What is needed: From the entries below, count the lines with "battery". Write only the count.

Exercise data:
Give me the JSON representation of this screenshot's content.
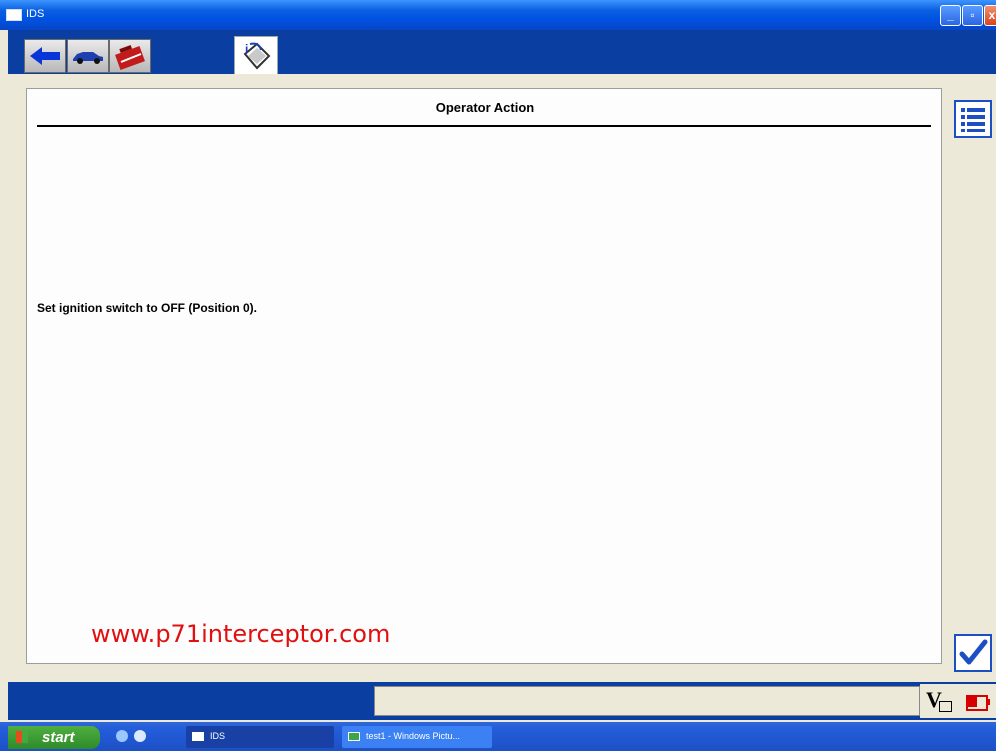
{
  "window": {
    "title": "IDS",
    "minimize": "_",
    "maximize": "▫",
    "close": "x"
  },
  "toolbar": {
    "icons": [
      "back-arrow-icon",
      "vehicle-icon",
      "toolbox-icon",
      "info-icon"
    ]
  },
  "panel": {
    "title": "Operator Action",
    "instruction": "Set ignition switch to OFF (Position 0)."
  },
  "watermark": "www.p71interceptor.com",
  "side_buttons": {
    "list_icon": "list-icon",
    "confirm_icon": "checkmark-icon"
  },
  "statusbar": {
    "voltage_label": "V",
    "battery_icon": "battery-icon"
  },
  "taskbar": {
    "start_label": "start",
    "tasks": [
      {
        "label": "IDS"
      },
      {
        "label": "test1 - Windows Pictu..."
      }
    ]
  },
  "colors": {
    "titlebar": "#0054e3",
    "toolbar": "#0a3ea0",
    "watermark": "#e01010",
    "battery": "#d60000"
  }
}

Task result: 2